(Your task): Every entry must be copied word for word.

==== Input records ====

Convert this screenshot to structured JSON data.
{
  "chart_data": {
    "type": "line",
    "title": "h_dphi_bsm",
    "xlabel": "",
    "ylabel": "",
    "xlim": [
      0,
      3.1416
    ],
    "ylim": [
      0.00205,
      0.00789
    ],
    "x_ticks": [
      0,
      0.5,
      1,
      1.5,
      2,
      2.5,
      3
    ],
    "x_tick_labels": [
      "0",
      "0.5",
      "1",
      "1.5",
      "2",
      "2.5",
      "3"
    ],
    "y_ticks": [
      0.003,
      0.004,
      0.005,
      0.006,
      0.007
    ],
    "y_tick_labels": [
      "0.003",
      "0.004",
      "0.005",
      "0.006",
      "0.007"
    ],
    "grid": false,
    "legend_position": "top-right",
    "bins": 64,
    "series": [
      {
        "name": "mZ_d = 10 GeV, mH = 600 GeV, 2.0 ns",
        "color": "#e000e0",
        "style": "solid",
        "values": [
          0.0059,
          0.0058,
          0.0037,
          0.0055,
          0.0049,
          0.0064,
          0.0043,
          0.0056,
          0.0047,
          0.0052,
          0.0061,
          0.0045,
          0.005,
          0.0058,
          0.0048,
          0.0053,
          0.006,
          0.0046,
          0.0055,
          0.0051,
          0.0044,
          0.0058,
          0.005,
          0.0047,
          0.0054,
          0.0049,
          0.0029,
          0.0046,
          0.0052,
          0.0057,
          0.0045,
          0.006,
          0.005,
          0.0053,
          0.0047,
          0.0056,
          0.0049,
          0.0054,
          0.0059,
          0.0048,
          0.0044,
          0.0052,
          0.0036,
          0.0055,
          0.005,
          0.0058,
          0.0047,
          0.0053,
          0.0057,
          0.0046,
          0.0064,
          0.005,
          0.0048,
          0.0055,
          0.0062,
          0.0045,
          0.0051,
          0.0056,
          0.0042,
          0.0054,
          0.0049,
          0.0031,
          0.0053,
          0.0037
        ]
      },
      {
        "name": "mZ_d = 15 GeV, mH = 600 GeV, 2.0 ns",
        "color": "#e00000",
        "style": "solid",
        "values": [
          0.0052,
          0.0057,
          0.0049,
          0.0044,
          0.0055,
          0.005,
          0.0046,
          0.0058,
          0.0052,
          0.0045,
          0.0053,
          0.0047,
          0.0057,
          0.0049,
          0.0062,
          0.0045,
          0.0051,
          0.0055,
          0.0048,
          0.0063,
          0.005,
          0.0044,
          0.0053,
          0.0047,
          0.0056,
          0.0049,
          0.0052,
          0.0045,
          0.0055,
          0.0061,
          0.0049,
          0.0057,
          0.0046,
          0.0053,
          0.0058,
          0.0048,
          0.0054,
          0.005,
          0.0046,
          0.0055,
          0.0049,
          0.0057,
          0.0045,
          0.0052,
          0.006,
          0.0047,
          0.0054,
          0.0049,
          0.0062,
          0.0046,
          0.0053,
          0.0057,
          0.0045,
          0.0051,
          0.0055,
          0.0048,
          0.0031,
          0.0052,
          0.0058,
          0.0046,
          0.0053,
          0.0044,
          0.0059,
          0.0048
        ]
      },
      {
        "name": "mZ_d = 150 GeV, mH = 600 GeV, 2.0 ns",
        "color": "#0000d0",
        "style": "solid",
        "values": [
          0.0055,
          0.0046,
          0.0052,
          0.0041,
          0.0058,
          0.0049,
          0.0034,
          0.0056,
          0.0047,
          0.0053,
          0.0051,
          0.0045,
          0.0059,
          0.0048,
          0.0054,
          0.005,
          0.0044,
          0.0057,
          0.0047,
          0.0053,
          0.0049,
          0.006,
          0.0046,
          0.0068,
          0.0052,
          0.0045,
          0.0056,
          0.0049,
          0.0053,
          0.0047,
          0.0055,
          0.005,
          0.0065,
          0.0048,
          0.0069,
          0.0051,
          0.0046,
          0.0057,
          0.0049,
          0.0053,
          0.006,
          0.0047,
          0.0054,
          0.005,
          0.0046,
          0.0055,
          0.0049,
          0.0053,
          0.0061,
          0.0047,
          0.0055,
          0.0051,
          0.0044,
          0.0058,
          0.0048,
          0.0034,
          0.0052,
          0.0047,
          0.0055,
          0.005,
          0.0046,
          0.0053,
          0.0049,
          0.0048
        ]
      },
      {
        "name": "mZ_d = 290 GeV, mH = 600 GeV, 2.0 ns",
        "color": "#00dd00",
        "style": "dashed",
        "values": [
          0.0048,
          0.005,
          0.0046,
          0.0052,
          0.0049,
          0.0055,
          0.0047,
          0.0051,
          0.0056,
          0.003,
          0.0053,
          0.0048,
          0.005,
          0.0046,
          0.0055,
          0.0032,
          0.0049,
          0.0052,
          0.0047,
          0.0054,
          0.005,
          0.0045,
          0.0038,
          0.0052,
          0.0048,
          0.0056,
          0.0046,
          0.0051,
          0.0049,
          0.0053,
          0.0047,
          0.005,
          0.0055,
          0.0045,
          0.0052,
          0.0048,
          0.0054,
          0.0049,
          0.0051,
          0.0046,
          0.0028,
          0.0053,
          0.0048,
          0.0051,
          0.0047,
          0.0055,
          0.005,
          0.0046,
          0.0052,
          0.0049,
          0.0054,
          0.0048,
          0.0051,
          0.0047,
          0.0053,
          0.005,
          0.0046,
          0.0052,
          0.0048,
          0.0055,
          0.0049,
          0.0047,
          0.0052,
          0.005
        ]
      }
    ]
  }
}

====

(Answer below):
Convert this screenshot to structured JSON data.
{
  "chart_data": {
    "type": "line",
    "title": "h_dphi_bsm",
    "xlabel": "",
    "ylabel": "",
    "xlim": [
      0,
      3.1416
    ],
    "ylim": [
      0.00205,
      0.00789
    ],
    "x_ticks": [
      0,
      0.5,
      1,
      1.5,
      2,
      2.5,
      3
    ],
    "x_tick_labels": [
      "0",
      "0.5",
      "1",
      "1.5",
      "2",
      "2.5",
      "3"
    ],
    "y_ticks": [
      0.003,
      0.004,
      0.005,
      0.006,
      0.007
    ],
    "y_tick_labels": [
      "0.003",
      "0.004",
      "0.005",
      "0.006",
      "0.007"
    ],
    "grid": false,
    "legend_position": "top-right",
    "bins": 64,
    "series": [
      {
        "name": "mZ_d = 10 GeV, mH = 600 GeV, 2.0 ns",
        "color": "#e000e0",
        "style": "solid",
        "values": [
          0.0059,
          0.0058,
          0.0037,
          0.0055,
          0.0049,
          0.0064,
          0.0043,
          0.0056,
          0.0047,
          0.0052,
          0.0061,
          0.0045,
          0.005,
          0.0058,
          0.0048,
          0.0053,
          0.006,
          0.0046,
          0.0055,
          0.0051,
          0.0044,
          0.0058,
          0.005,
          0.0047,
          0.0054,
          0.0049,
          0.0029,
          0.0046,
          0.0052,
          0.0057,
          0.0045,
          0.006,
          0.005,
          0.0053,
          0.0047,
          0.0056,
          0.0049,
          0.0054,
          0.0059,
          0.0048,
          0.0044,
          0.0052,
          0.0036,
          0.0055,
          0.005,
          0.0058,
          0.0047,
          0.0053,
          0.0057,
          0.0046,
          0.0064,
          0.005,
          0.0048,
          0.0055,
          0.0062,
          0.0045,
          0.0051,
          0.0056,
          0.0042,
          0.0054,
          0.0049,
          0.0031,
          0.0053,
          0.0037
        ]
      },
      {
        "name": "mZ_d = 15 GeV, mH = 600 GeV, 2.0 ns",
        "color": "#e00000",
        "style": "solid",
        "values": [
          0.0052,
          0.0057,
          0.0049,
          0.0044,
          0.0055,
          0.005,
          0.0046,
          0.0058,
          0.0052,
          0.0045,
          0.0053,
          0.0047,
          0.0057,
          0.0049,
          0.0062,
          0.0045,
          0.0051,
          0.0055,
          0.0048,
          0.0063,
          0.005,
          0.0044,
          0.0053,
          0.0047,
          0.0056,
          0.0049,
          0.0052,
          0.0045,
          0.0055,
          0.0061,
          0.0049,
          0.0057,
          0.0046,
          0.0053,
          0.0058,
          0.0048,
          0.0054,
          0.005,
          0.0046,
          0.0055,
          0.0049,
          0.0057,
          0.0045,
          0.0052,
          0.006,
          0.0047,
          0.0054,
          0.0049,
          0.0062,
          0.0046,
          0.0053,
          0.0057,
          0.0045,
          0.0051,
          0.0055,
          0.0048,
          0.0031,
          0.0052,
          0.0058,
          0.0046,
          0.0053,
          0.0044,
          0.0059,
          0.0048
        ]
      },
      {
        "name": "mZ_d = 150 GeV, mH = 600 GeV, 2.0 ns",
        "color": "#0000d0",
        "style": "solid",
        "values": [
          0.0055,
          0.0046,
          0.0052,
          0.0041,
          0.0058,
          0.0049,
          0.0034,
          0.0056,
          0.0047,
          0.0053,
          0.0051,
          0.0045,
          0.0059,
          0.0048,
          0.0054,
          0.005,
          0.0044,
          0.0057,
          0.0047,
          0.0053,
          0.0049,
          0.006,
          0.0046,
          0.0068,
          0.0052,
          0.0045,
          0.0056,
          0.0049,
          0.0053,
          0.0047,
          0.0055,
          0.005,
          0.0065,
          0.0048,
          0.0069,
          0.0051,
          0.0046,
          0.0057,
          0.0049,
          0.0053,
          0.006,
          0.0047,
          0.0054,
          0.005,
          0.0046,
          0.0055,
          0.0049,
          0.0053,
          0.0061,
          0.0047,
          0.0055,
          0.0051,
          0.0044,
          0.0058,
          0.0048,
          0.0034,
          0.0052,
          0.0047,
          0.0055,
          0.005,
          0.0046,
          0.0053,
          0.0049,
          0.0048
        ]
      },
      {
        "name": "mZ_d = 290 GeV, mH = 600 GeV, 2.0 ns",
        "color": "#00dd00",
        "style": "dashed",
        "values": [
          0.0048,
          0.005,
          0.0046,
          0.0052,
          0.0049,
          0.0055,
          0.0047,
          0.0051,
          0.0056,
          0.003,
          0.0053,
          0.0048,
          0.005,
          0.0046,
          0.0055,
          0.0032,
          0.0049,
          0.0052,
          0.0047,
          0.0054,
          0.005,
          0.0045,
          0.0038,
          0.0052,
          0.0048,
          0.0056,
          0.0046,
          0.0051,
          0.0049,
          0.0053,
          0.0047,
          0.005,
          0.0055,
          0.0045,
          0.0052,
          0.0048,
          0.0054,
          0.0049,
          0.0051,
          0.0046,
          0.0028,
          0.0053,
          0.0048,
          0.0051,
          0.0047,
          0.0055,
          0.005,
          0.0046,
          0.0052,
          0.0049,
          0.0054,
          0.0048,
          0.0051,
          0.0047,
          0.0053,
          0.005,
          0.0046,
          0.0052,
          0.0048,
          0.0055,
          0.0049,
          0.0047,
          0.0052,
          0.005
        ]
      }
    ]
  }
}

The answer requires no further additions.